» Request
Filter these entries so that only lines with the word "Question" remain.
__________________________________________________
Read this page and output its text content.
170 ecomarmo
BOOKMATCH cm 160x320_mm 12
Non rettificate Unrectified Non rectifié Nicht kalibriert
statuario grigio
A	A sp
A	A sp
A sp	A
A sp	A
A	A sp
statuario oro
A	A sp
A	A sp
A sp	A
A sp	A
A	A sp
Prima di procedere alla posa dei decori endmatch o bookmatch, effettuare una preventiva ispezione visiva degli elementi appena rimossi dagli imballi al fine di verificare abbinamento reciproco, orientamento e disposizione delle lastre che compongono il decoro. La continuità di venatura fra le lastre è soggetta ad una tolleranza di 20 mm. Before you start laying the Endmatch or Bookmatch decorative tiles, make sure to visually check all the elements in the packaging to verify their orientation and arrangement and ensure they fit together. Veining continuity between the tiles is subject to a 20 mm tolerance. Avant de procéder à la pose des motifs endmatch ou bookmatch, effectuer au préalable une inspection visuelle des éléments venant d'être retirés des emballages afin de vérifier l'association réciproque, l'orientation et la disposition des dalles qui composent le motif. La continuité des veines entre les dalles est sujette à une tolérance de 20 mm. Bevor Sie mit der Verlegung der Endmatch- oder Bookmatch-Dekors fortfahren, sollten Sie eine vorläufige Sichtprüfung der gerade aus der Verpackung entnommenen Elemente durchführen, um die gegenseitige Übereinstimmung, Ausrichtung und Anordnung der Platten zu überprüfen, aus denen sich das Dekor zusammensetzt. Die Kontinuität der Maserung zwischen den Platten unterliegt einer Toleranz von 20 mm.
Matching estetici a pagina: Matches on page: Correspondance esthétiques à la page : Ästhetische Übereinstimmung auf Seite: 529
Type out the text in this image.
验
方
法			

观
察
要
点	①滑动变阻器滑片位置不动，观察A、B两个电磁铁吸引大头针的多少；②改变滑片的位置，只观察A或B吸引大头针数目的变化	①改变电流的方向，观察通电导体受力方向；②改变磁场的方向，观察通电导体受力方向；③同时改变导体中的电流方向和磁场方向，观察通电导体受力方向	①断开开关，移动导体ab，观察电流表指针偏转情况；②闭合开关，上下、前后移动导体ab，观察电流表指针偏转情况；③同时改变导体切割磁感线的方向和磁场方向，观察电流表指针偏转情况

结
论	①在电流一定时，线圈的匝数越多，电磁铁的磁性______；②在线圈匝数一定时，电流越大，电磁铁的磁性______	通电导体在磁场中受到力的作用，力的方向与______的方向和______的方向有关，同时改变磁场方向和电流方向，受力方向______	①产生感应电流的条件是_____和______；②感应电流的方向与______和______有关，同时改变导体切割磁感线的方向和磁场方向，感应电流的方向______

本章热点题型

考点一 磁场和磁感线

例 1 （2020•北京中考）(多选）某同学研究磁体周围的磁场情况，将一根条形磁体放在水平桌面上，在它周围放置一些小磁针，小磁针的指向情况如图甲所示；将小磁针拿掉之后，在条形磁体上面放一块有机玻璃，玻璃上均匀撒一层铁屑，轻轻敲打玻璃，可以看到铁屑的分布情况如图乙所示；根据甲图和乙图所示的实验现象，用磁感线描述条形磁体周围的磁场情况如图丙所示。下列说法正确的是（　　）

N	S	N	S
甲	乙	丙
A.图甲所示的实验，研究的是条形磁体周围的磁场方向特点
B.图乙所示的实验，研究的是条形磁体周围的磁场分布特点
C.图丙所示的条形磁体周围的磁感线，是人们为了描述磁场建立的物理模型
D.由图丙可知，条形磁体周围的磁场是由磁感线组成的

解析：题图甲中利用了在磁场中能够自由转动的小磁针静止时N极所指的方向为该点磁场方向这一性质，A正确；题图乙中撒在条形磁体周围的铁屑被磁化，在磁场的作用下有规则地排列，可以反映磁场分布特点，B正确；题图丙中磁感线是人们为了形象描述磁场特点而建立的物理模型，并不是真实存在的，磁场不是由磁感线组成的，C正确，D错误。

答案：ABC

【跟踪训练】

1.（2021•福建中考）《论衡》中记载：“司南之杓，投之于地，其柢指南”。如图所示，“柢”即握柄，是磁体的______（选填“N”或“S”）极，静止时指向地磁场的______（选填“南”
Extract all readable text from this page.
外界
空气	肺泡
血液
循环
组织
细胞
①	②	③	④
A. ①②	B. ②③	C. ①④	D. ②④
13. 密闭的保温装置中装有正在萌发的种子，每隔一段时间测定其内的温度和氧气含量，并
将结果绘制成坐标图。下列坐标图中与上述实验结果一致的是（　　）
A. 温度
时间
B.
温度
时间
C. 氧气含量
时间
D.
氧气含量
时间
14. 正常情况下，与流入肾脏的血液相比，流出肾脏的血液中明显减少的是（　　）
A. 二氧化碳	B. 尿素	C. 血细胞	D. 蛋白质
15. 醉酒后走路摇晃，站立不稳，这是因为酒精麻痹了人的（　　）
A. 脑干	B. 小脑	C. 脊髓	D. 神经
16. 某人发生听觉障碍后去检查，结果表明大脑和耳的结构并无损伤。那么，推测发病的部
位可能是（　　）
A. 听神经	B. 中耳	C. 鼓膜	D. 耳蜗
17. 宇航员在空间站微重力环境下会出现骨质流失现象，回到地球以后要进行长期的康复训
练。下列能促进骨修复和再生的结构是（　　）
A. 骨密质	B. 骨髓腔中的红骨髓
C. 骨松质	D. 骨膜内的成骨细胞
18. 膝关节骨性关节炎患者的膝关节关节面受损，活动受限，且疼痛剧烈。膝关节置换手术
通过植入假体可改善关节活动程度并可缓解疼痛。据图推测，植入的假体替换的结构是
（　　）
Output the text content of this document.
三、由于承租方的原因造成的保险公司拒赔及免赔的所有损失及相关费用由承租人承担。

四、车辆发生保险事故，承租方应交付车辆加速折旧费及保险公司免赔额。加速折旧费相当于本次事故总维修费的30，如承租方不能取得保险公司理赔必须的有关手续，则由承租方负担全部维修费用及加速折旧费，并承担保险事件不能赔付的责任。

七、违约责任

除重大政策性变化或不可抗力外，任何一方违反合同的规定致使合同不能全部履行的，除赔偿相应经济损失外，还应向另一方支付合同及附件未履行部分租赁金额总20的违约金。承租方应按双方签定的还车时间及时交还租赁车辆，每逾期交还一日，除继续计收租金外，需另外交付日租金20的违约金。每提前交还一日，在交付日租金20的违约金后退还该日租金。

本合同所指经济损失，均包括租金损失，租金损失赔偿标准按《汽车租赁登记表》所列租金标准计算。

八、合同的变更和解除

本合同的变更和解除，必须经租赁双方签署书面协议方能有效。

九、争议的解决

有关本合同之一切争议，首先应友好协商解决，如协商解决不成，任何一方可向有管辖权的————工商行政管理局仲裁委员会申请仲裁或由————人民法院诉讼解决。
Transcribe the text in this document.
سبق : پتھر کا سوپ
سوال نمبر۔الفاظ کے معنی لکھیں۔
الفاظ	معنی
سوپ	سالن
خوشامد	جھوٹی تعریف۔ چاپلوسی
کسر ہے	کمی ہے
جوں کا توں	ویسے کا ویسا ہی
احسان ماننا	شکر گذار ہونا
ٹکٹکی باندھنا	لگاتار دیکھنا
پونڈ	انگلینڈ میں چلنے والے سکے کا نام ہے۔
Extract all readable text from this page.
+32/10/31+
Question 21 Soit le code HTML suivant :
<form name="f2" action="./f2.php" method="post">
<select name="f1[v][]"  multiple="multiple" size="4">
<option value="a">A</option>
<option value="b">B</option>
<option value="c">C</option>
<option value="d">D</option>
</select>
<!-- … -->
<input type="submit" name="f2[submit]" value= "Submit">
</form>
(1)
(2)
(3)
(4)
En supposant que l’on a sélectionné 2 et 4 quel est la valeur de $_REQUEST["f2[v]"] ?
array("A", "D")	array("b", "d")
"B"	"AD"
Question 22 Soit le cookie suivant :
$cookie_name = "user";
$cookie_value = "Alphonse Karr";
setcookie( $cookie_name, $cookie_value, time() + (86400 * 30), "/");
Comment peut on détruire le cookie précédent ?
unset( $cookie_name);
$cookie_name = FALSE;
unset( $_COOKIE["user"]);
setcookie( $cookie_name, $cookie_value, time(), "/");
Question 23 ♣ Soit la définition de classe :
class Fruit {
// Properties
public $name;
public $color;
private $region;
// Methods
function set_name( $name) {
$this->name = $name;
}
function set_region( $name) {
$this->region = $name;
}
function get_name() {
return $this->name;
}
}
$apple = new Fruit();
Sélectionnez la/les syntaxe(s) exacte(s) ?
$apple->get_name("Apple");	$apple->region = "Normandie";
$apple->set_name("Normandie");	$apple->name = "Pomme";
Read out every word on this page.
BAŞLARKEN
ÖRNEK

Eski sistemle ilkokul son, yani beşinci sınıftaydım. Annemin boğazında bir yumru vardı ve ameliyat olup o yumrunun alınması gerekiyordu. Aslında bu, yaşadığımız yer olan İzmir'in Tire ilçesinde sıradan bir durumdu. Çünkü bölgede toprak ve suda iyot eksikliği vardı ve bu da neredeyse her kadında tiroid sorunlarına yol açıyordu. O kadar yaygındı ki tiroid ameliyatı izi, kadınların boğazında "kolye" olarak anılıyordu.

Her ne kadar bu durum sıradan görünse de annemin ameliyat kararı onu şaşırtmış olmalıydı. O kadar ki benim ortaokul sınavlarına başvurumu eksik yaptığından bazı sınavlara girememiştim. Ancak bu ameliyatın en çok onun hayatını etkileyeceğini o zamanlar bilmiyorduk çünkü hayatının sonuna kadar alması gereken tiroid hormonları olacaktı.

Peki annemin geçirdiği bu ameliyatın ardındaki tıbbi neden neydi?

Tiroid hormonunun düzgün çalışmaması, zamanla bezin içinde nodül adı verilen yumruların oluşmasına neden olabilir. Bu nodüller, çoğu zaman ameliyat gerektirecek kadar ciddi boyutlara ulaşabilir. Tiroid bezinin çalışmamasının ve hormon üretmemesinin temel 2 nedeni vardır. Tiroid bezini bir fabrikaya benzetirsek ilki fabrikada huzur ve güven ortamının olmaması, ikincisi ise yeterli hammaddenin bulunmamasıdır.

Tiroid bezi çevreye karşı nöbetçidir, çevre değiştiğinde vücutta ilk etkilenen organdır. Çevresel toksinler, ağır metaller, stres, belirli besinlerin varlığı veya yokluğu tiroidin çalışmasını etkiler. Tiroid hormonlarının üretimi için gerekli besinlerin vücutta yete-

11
__________________________________________________
» Output for this task
Question 21 Soit le code HTML suivant :
Question 22 Soit le cookie suivant :
Question 23 ♣ Soit la définition de classe :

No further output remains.